## TASK PROMPT:
Copy out the data exactly, leaving the pictures behind.
*** PROVIDED INFORMATION
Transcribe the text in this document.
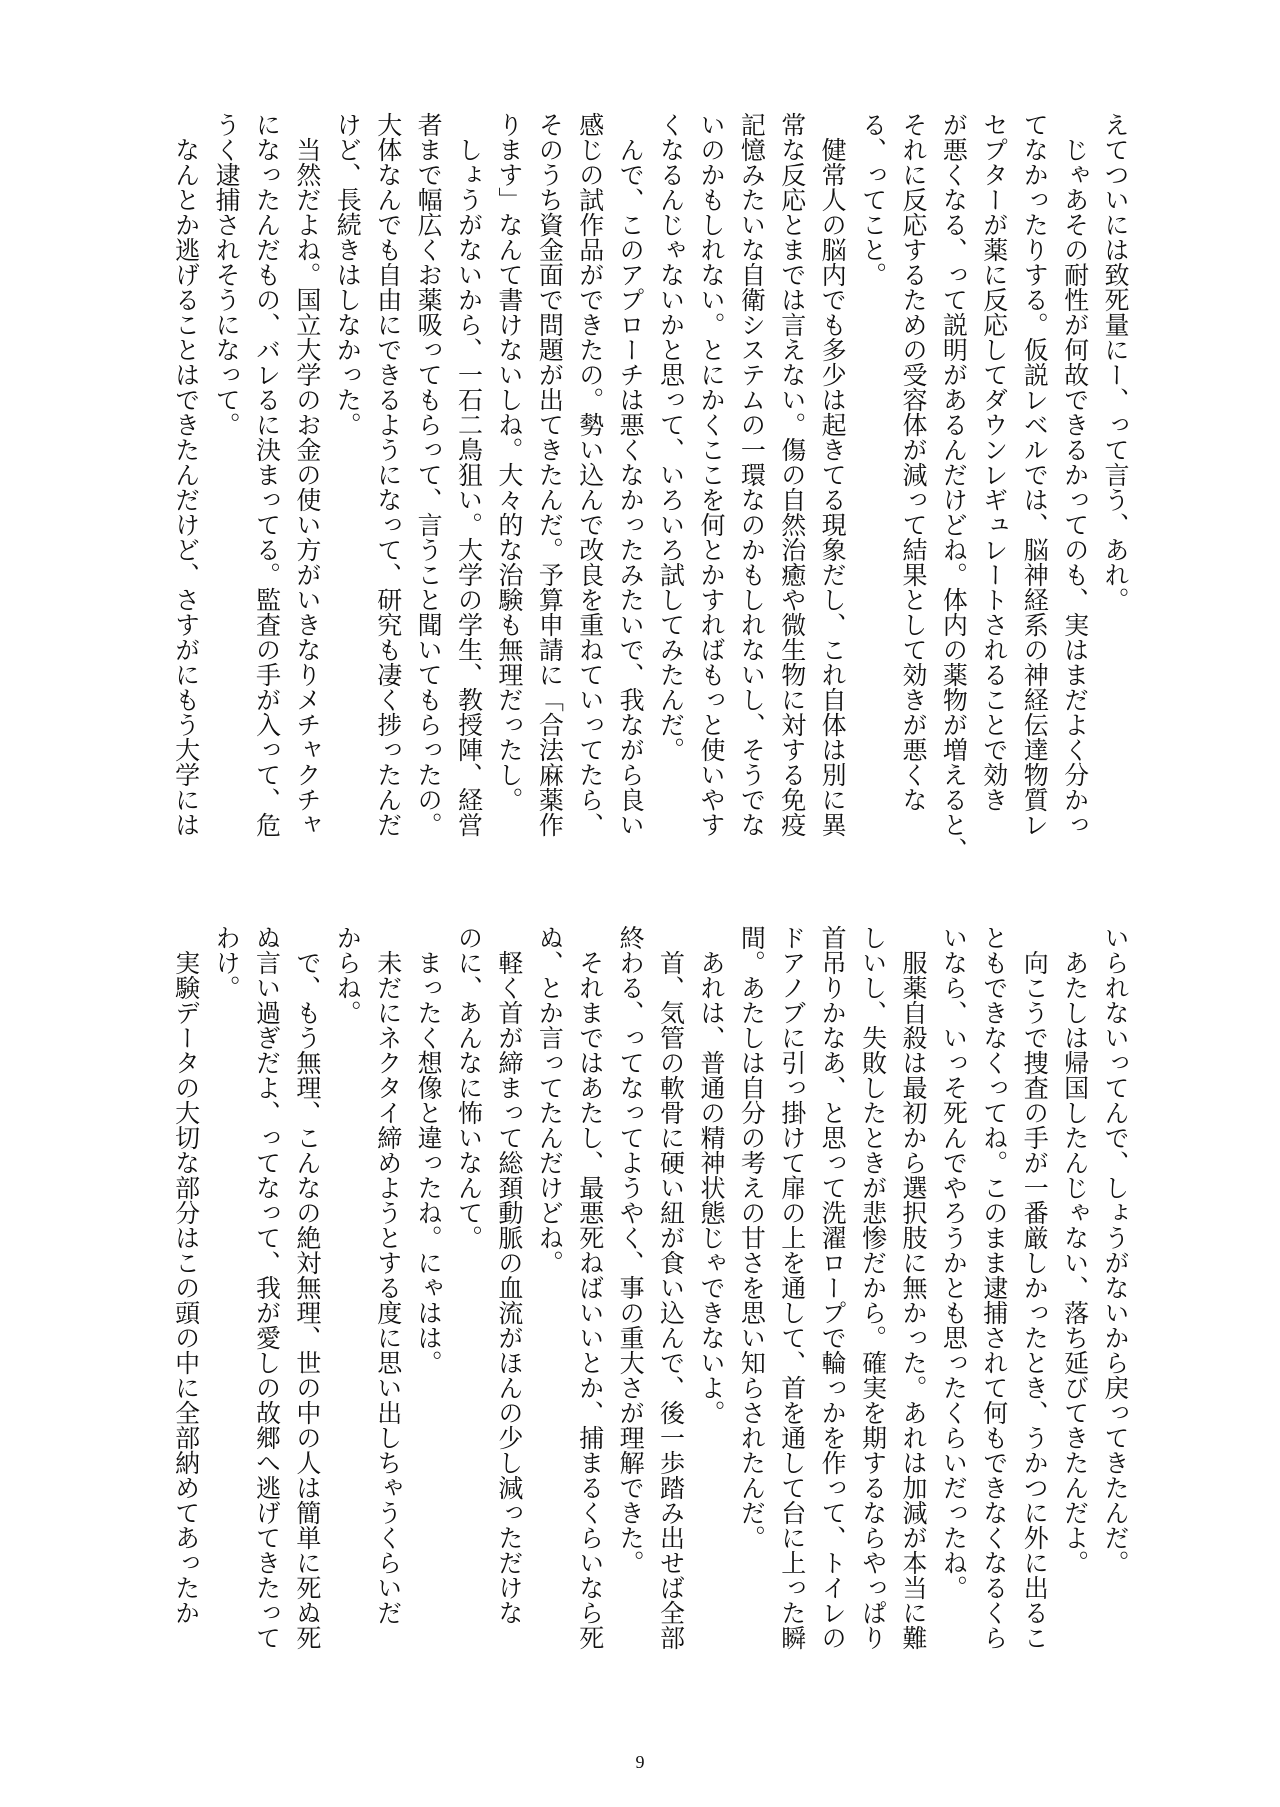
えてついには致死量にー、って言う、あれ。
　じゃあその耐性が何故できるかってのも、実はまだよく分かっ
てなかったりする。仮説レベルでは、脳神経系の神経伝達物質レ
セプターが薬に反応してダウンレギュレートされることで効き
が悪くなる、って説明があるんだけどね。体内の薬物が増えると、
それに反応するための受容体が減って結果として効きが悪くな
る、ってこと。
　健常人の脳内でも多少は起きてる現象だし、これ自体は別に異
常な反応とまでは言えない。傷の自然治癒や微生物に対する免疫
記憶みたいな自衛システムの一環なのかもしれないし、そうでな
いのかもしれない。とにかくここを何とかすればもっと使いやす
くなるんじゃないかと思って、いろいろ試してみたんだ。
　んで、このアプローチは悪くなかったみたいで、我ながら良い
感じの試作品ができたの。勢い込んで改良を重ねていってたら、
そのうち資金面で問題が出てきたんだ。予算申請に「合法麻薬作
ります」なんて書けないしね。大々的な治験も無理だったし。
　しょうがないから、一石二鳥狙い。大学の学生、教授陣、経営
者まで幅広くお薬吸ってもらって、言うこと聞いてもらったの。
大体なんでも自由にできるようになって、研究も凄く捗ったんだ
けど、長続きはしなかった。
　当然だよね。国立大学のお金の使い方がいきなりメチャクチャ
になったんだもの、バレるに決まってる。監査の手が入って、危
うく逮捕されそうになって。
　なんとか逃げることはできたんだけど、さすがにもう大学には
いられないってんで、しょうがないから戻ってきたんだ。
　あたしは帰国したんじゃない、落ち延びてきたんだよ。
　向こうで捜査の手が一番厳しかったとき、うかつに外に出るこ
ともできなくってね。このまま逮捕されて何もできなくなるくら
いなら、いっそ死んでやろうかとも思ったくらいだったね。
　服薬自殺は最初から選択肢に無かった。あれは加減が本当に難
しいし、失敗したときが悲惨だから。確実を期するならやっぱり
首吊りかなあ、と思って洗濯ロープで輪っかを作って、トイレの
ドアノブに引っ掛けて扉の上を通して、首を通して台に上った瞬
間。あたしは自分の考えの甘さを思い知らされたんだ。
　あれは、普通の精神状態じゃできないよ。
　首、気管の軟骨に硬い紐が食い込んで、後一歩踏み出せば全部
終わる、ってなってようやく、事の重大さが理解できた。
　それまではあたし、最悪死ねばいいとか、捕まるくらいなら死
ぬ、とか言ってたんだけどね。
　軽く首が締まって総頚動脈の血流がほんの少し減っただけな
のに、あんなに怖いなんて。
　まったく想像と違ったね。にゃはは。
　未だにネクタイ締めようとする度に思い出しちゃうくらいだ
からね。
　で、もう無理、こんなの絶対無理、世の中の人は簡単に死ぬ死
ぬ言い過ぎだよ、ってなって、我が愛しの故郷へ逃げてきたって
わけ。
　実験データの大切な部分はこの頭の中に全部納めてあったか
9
******
## THE SOLUTION:
Transcribe the text in this document.
えてついには致死量にー、って言う、あれ。
　じゃあその耐性が何故できるかってのも、実はまだよく分かっ
てなかったりする。仮説レベルでは、脳神経系の神経伝達物質レ
セプターが薬に反応してダウンレギュレートされることで効き
が悪くなる、って説明があるんだけどね。体内の薬物が増えると、
それに反応するための受容体が減って結果として効きが悪くな
る、ってこと。
　健常人の脳内でも多少は起きてる現象だし、これ自体は別に異
常な反応とまでは言えない。傷の自然治癒や微生物に対する免疫
記憶みたいな自衛システムの一環なのかもしれないし、そうでな
いのかもしれない。とにかくここを何とかすればもっと使いやす
くなるんじゃないかと思って、いろいろ試してみたんだ。
　んで、このアプローチは悪くなかったみたいで、我ながら良い
感じの試作品ができたの。勢い込んで改良を重ねていってたら、
そのうち資金面で問題が出てきたんだ。予算申請に「合法麻薬作
ります」なんて書けないしね。大々的な治験も無理だったし。
　しょうがないから、一石二鳥狙い。大学の学生、教授陣、経営
者まで幅広くお薬吸ってもらって、言うこと聞いてもらったの。
大体なんでも自由にできるようになって、研究も凄く捗ったんだ
けど、長続きはしなかった。
　当然だよね。国立大学のお金の使い方がいきなりメチャクチャ
になったんだもの、バレるに決まってる。監査の手が入って、危
うく逮捕されそうになって。
　なんとか逃げることはできたんだけど、さすがにもう大学には
いられないってんで、しょうがないから戻ってきたんだ。
　あたしは帰国したんじゃない、落ち延びてきたんだよ。
　向こうで捜査の手が一番厳しかったとき、うかつに外に出るこ
ともできなくってね。このまま逮捕されて何もできなくなるくら
いなら、いっそ死んでやろうかとも思ったくらいだったね。
　服薬自殺は最初から選択肢に無かった。あれは加減が本当に難
しいし、失敗したときが悲惨だから。確実を期するならやっぱり
首吊りかなあ、と思って洗濯ロープで輪っかを作って、トイレの
ドアノブに引っ掛けて扉の上を通して、首を通して台に上った瞬
間。あたしは自分の考えの甘さを思い知らされたんだ。
　あれは、普通の精神状態じゃできないよ。
　首、気管の軟骨に硬い紐が食い込んで、後一歩踏み出せば全部
終わる、ってなってようやく、事の重大さが理解できた。
　それまではあたし、最悪死ねばいいとか、捕まるくらいなら死
ぬ、とか言ってたんだけどね。
　軽く首が締まって総頚動脈の血流がほんの少し減っただけな
のに、あんなに怖いなんて。
　まったく想像と違ったね。にゃはは。
　未だにネクタイ締めようとする度に思い出しちゃうくらいだ
からね。
　で、もう無理、こんなの絶対無理、世の中の人は簡単に死ぬ死
ぬ言い過ぎだよ、ってなって、我が愛しの故郷へ逃げてきたって
わけ。
　実験データの大切な部分はこの頭の中に全部納めてあったか
9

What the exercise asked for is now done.